Task material |
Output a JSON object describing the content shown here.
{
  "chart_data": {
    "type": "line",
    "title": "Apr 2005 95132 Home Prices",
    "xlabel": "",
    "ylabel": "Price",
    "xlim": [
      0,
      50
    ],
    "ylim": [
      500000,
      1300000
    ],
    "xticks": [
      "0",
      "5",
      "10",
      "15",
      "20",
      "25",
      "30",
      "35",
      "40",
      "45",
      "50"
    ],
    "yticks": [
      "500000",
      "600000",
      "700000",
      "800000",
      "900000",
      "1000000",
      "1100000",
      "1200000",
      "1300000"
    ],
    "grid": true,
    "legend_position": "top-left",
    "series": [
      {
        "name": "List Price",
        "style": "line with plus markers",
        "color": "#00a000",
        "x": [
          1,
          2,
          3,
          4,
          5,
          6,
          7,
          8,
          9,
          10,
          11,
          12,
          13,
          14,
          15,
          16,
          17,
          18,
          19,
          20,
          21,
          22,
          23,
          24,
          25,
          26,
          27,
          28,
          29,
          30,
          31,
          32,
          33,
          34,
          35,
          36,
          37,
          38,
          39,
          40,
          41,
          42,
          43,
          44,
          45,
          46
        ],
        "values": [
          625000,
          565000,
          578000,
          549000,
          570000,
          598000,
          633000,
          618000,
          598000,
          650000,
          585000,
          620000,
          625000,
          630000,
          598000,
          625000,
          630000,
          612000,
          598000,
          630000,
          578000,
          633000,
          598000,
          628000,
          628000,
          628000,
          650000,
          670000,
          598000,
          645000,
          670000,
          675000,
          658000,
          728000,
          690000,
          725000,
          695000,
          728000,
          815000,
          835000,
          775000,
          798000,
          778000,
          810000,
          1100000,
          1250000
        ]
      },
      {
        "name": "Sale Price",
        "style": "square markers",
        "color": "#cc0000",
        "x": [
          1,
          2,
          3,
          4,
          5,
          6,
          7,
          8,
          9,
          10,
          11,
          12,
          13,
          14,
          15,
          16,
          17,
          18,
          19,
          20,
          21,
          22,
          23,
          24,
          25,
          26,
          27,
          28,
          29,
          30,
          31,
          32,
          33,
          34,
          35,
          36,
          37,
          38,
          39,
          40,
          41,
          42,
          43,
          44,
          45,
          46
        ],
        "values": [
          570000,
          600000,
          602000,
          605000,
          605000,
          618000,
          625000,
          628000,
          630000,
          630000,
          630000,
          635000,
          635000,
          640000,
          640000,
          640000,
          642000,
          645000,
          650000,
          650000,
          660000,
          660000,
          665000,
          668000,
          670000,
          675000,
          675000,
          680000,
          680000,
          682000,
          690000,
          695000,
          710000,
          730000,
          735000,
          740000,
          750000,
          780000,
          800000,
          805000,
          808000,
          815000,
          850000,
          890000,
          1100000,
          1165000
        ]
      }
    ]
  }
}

Task description |
Among the lines of the data above, determine how many contain the word "markers". Report the number alone.

Task solution |
2